Among the entries, which lines carry the string "para"? Copy each of them.

(Recorded data)
• • • • •

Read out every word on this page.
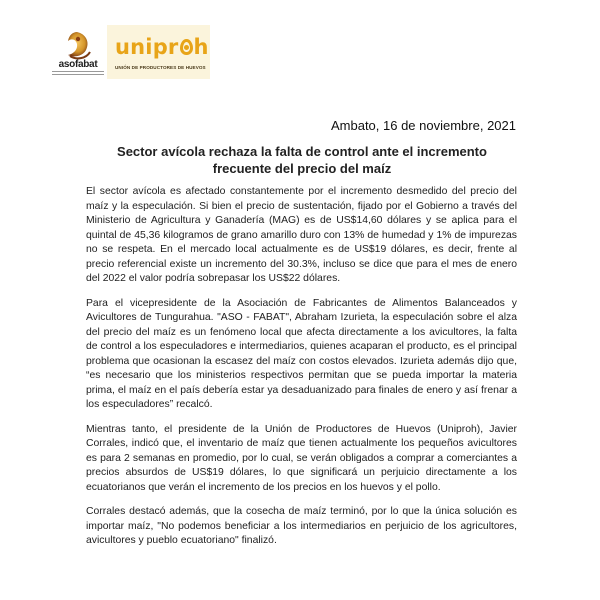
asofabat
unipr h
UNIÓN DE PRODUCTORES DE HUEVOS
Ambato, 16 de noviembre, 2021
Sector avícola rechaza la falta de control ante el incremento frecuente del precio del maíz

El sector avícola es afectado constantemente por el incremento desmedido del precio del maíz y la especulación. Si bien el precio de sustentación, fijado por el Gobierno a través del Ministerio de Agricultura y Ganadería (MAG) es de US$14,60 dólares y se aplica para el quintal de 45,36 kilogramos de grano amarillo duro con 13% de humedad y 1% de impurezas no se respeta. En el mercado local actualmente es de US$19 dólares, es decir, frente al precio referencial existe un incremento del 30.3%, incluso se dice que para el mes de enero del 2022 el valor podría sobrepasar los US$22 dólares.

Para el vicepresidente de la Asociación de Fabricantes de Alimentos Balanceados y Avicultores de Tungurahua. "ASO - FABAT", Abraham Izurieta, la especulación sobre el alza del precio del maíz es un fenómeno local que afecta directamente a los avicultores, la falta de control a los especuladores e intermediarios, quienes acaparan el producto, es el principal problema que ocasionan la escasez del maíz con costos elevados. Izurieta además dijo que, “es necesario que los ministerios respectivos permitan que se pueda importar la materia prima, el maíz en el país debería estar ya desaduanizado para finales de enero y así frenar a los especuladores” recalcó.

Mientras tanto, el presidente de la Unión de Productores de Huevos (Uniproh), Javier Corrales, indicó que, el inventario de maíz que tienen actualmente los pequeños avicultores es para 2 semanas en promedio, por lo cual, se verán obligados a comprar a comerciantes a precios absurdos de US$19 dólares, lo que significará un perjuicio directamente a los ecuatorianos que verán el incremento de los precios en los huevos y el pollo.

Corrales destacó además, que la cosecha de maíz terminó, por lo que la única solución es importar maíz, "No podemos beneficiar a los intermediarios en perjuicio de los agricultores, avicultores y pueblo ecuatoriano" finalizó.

• • • • •

RESULT FOR THIS EXERCISE>
El sector avícola es afectado constantemente por el incremento desmedido del precio del maíz y la especulación. Si bien el precio de sustentación, fijado por el Gobierno a través del Ministerio de Agricultura y Ganadería (MAG) es de US$14,60 dólares y se aplica para el quintal de 45,36 kilogramos de grano amarillo duro con 13% de humedad y 1% de impurezas no se respeta. En el mercado local actualmente es de US$19 dólares, es decir, frente al precio referencial existe un incremento del 30.3%, incluso se dice que para el mes de enero del 2022 el valor podría sobrepasar los US$22 dólares.
Para el vicepresidente de la Asociación de Fabricantes de Alimentos Balanceados y Avicultores de Tungurahua. "ASO - FABAT", Abraham Izurieta, la especulación sobre el alza del precio del maíz es un fenómeno local que afecta directamente a los avicultores, la falta de control a los especuladores e intermediarios, quienes acaparan el producto, es el principal problema que ocasionan la escasez del maíz con costos elevados. Izurieta además dijo que, “es necesario que los ministerios respectivos permitan que se pueda importar la materia prima, el maíz en el país debería estar ya desaduanizado para finales de enero y así frenar a los especuladores” recalcó.
Mientras tanto, el presidente de la Unión de Productores de Huevos (Uniproh), Javier Corrales, indicó que, el inventario de maíz que tienen actualmente los pequeños avicultores es para 2 semanas en promedio, por lo cual, se verán obligados a comprar a comerciantes a precios absurdos de US$19 dólares, lo que significará un perjuicio directamente a los ecuatorianos que verán el incremento de los precios en los huevos y el pollo.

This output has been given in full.